→ Problem to work on
Each entry below is to be duplicated verbatim.
··· Dataset content
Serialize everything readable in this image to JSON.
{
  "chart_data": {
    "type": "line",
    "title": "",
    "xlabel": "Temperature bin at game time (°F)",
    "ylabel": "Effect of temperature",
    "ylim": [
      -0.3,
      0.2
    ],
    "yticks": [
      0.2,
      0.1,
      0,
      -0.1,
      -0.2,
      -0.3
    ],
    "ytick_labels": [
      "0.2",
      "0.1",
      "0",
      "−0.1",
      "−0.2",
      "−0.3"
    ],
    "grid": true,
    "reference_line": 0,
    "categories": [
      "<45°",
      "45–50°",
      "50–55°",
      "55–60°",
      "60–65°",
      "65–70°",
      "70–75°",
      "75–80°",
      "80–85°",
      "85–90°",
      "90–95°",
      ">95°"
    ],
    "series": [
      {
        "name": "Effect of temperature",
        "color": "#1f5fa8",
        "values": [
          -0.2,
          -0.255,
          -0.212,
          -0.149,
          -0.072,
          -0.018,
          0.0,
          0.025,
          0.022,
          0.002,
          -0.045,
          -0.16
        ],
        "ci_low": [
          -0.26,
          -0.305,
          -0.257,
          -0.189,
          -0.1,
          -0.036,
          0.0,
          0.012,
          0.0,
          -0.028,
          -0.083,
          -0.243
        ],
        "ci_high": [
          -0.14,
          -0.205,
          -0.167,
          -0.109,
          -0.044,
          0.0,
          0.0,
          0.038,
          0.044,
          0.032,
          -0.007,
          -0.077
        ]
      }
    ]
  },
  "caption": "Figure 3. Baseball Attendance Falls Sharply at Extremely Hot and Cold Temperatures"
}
······
→ Final answer
Serialize everything readable in this image to JSON.
{
  "chart_data": {
    "type": "line",
    "title": "",
    "xlabel": "Temperature bin at game time (°F)",
    "ylabel": "Effect of temperature",
    "ylim": [
      -0.3,
      0.2
    ],
    "yticks": [
      0.2,
      0.1,
      0,
      -0.1,
      -0.2,
      -0.3
    ],
    "ytick_labels": [
      "0.2",
      "0.1",
      "0",
      "−0.1",
      "−0.2",
      "−0.3"
    ],
    "grid": true,
    "reference_line": 0,
    "categories": [
      "<45°",
      "45–50°",
      "50–55°",
      "55–60°",
      "60–65°",
      "65–70°",
      "70–75°",
      "75–80°",
      "80–85°",
      "85–90°",
      "90–95°",
      ">95°"
    ],
    "series": [
      {
        "name": "Effect of temperature",
        "color": "#1f5fa8",
        "values": [
          -0.2,
          -0.255,
          -0.212,
          -0.149,
          -0.072,
          -0.018,
          0.0,
          0.025,
          0.022,
          0.002,
          -0.045,
          -0.16
        ],
        "ci_low": [
          -0.26,
          -0.305,
          -0.257,
          -0.189,
          -0.1,
          -0.036,
          0.0,
          0.012,
          0.0,
          -0.028,
          -0.083,
          -0.243
        ],
        "ci_high": [
          -0.14,
          -0.205,
          -0.167,
          -0.109,
          -0.044,
          0.0,
          0.0,
          0.038,
          0.044,
          0.032,
          -0.007,
          -0.077
        ]
      }
    ]
  },
  "caption": "Figure 3. Baseball Attendance Falls Sharply at Extremely Hot and Cold Temperatures"
}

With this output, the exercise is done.